### Problem requirements
Make an exact copy of the entries below.

### Records for the task
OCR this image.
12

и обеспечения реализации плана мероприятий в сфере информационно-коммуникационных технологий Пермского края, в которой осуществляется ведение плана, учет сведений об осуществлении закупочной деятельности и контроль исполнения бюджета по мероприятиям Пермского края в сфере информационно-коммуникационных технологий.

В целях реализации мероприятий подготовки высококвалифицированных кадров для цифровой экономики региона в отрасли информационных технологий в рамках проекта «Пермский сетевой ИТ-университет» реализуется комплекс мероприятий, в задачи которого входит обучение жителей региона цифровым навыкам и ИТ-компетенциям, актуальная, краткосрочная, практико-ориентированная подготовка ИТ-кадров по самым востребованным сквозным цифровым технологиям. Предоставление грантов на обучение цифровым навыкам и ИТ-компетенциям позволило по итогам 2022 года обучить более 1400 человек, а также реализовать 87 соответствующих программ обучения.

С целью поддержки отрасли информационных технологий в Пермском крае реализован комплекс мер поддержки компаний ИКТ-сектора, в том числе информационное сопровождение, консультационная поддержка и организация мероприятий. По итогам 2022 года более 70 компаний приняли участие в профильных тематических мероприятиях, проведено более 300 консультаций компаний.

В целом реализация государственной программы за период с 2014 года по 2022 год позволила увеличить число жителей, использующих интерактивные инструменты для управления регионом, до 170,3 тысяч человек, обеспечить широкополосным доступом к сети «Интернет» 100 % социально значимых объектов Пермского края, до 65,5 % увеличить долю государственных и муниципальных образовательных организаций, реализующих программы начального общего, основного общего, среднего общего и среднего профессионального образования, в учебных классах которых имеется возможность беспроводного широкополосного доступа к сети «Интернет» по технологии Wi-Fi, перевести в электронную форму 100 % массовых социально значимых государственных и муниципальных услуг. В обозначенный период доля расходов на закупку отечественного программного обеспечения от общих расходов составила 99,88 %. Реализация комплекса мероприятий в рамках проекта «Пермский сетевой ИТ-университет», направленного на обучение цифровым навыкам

### Written answer
OCR this image.
12

и обеспечения реализации плана мероприятий в сфере информационно-коммуникационных технологий Пермского края, в которой осуществляется ведение плана, учет сведений об осуществлении закупочной деятельности и контроль исполнения бюджета по мероприятиям Пермского края в сфере информационно-коммуникационных технологий.

В целях реализации мероприятий подготовки высококвалифицированных кадров для цифровой экономики региона в отрасли информационных технологий в рамках проекта «Пермский сетевой ИТ-университет» реализуется комплекс мероприятий, в задачи которого входит обучение жителей региона цифровым навыкам и ИТ-компетенциям, актуальная, краткосрочная, практико-ориентированная подготовка ИТ-кадров по самым востребованным сквозным цифровым технологиям. Предоставление грантов на обучение цифровым навыкам и ИТ-компетенциям позволило по итогам 2022 года обучить более 1400 человек, а также реализовать 87 соответствующих программ обучения.

С целью поддержки отрасли информационных технологий в Пермском крае реализован комплекс мер поддержки компаний ИКТ-сектора, в том числе информационное сопровождение, консультационная поддержка и организация мероприятий. По итогам 2022 года более 70 компаний приняли участие в профильных тематических мероприятиях, проведено более 300 консультаций компаний.

В целом реализация государственной программы за период с 2014 года по 2022 год позволила увеличить число жителей, использующих интерактивные инструменты для управления регионом, до 170,3 тысяч человек, обеспечить широкополосным доступом к сети «Интернет» 100 % социально значимых объектов Пермского края, до 65,5 % увеличить долю государственных и муниципальных образовательных организаций, реализующих программы начального общего, основного общего, среднего общего и среднего профессионального образования, в учебных классах которых имеется возможность беспроводного широкополосного доступа к сети «Интернет» по технологии Wi-Fi, перевести в электронную форму 100 % массовых социально значимых государственных и муниципальных услуг. В обозначенный период доля расходов на закупку отечественного программного обеспечения от общих расходов составила 99,88 %. Реализация комплекса мероприятий в рамках проекта «Пермский сетевой ИТ-университет», направленного на обучение цифровым навыкам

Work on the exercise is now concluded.